Dataset excerpts:
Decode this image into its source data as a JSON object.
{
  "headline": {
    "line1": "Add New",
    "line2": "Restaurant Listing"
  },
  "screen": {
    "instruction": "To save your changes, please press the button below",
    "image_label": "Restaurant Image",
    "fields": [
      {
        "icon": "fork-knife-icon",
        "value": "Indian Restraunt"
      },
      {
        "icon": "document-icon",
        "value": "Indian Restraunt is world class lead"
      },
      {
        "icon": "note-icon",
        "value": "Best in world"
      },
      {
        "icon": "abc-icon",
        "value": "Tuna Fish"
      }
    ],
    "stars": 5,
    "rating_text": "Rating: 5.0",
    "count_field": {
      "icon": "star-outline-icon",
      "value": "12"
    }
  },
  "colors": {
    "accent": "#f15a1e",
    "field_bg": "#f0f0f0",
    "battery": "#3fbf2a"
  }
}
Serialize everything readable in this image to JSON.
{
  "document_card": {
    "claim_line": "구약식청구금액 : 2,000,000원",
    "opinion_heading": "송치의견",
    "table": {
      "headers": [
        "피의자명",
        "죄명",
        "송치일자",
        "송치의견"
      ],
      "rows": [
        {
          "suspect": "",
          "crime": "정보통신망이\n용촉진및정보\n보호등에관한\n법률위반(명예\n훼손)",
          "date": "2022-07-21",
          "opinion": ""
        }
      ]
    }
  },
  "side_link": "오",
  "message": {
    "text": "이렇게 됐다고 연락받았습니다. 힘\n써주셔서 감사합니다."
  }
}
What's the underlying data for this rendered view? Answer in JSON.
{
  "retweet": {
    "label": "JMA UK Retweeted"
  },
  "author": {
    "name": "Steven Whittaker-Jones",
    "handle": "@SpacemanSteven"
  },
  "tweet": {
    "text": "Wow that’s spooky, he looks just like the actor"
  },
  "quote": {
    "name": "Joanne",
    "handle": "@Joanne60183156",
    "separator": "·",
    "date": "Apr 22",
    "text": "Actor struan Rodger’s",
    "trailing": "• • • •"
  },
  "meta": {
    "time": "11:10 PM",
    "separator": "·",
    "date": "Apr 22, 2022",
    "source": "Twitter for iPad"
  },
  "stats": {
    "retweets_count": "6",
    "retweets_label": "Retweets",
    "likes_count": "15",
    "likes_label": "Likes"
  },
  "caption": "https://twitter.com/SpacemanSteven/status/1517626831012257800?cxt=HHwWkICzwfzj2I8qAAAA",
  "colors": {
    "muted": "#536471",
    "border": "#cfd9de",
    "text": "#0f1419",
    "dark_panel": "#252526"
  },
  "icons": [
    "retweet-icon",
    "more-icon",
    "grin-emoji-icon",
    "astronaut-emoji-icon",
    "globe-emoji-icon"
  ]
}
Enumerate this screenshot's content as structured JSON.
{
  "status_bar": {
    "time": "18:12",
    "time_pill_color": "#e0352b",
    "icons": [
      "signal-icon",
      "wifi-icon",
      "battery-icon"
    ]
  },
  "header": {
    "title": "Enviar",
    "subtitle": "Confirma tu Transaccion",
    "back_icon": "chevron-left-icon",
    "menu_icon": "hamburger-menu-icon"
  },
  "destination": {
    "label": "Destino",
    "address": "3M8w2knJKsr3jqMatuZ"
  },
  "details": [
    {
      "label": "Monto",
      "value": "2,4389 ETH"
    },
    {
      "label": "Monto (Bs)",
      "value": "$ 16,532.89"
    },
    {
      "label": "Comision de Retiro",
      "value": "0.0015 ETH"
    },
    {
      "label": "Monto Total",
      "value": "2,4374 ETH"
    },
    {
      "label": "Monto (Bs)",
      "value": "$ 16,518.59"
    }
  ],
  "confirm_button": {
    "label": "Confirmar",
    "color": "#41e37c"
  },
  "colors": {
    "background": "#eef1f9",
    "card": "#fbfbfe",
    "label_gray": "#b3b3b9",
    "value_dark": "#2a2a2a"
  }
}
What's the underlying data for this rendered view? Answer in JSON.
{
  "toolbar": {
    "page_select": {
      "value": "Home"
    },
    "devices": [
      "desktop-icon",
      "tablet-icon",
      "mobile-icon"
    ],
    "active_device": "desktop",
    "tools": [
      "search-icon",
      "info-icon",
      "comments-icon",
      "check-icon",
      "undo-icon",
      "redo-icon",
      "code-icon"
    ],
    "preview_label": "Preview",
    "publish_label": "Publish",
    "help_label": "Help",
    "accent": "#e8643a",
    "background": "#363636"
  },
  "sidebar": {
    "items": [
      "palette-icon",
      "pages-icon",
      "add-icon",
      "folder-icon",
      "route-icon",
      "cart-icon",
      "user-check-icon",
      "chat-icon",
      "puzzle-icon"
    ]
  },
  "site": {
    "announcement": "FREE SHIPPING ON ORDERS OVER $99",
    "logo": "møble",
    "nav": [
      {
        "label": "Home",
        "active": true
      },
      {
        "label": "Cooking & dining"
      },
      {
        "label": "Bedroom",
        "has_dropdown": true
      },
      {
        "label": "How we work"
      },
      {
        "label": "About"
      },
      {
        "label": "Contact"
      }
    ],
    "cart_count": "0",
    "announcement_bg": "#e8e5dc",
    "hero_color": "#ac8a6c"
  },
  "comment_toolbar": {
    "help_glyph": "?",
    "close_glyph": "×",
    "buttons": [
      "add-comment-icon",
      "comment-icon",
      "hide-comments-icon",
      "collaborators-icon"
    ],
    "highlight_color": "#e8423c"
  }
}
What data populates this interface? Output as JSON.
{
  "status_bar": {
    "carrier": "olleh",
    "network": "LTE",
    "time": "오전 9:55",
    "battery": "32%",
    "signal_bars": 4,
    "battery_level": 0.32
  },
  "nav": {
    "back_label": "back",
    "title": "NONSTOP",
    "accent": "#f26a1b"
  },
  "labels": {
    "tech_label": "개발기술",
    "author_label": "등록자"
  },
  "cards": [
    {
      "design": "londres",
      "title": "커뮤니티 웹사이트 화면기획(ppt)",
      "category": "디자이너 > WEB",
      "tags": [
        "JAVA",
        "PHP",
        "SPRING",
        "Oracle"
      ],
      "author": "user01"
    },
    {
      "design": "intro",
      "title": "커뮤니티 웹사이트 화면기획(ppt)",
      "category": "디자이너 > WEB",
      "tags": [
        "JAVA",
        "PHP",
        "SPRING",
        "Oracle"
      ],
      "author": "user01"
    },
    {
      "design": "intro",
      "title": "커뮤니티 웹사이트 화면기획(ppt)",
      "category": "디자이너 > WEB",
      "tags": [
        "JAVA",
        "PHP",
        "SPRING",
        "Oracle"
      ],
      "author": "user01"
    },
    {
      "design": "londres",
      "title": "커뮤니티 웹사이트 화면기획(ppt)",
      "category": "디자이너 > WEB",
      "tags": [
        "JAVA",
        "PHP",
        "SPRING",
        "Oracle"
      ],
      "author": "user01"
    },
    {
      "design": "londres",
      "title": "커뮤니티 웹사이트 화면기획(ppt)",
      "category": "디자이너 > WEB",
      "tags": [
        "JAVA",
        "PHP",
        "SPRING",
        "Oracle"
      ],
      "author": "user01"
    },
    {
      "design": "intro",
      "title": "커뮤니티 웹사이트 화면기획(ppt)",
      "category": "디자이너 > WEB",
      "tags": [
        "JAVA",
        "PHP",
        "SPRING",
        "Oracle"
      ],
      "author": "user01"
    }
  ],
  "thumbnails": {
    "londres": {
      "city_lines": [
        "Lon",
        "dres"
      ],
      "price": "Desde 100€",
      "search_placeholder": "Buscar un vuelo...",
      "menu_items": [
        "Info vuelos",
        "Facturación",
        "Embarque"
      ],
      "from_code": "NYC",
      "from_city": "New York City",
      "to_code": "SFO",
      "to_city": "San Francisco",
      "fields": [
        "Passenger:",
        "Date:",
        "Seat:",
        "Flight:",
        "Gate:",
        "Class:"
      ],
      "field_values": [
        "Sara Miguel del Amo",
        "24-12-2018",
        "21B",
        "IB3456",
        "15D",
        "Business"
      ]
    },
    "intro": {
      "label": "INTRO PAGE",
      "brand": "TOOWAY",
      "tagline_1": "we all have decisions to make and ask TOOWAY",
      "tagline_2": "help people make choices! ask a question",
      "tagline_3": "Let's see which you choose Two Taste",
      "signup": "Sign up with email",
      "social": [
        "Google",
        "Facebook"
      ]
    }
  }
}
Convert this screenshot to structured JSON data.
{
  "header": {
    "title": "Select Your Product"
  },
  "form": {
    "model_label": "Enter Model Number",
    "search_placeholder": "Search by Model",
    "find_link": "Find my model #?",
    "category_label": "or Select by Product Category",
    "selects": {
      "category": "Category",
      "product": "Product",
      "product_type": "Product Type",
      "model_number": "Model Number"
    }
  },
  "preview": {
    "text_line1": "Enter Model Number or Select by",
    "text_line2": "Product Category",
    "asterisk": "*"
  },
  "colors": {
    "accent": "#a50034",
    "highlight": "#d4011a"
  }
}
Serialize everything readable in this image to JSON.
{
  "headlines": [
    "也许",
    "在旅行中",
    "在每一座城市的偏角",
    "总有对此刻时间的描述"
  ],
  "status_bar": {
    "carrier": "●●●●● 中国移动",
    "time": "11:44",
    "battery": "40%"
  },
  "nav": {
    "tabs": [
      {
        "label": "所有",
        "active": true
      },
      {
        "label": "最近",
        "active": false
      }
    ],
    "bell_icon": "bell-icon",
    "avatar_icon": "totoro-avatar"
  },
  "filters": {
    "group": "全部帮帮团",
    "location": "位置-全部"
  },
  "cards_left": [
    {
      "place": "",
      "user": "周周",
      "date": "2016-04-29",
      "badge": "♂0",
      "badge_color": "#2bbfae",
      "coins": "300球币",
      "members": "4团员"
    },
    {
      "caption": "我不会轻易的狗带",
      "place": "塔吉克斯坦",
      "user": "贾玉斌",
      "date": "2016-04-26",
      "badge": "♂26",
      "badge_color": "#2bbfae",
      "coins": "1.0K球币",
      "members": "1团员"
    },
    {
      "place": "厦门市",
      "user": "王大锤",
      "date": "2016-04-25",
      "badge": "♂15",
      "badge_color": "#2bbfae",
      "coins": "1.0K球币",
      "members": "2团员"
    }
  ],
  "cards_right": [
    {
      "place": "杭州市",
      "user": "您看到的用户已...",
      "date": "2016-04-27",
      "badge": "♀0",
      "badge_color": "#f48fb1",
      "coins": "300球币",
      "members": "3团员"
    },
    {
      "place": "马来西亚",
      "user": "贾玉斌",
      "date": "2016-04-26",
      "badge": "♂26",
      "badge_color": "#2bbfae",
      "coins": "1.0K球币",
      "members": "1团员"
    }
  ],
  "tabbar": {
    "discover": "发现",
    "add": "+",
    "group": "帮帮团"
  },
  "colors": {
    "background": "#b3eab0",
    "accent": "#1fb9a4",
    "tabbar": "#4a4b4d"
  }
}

# GIVEN REQUEST
Show every line of the listing in which the string "screenshot" can be found.

# WRITTEN ANSWER
Enumerate this screenshot's content as structured JSON.
Convert this screenshot to structured JSON data.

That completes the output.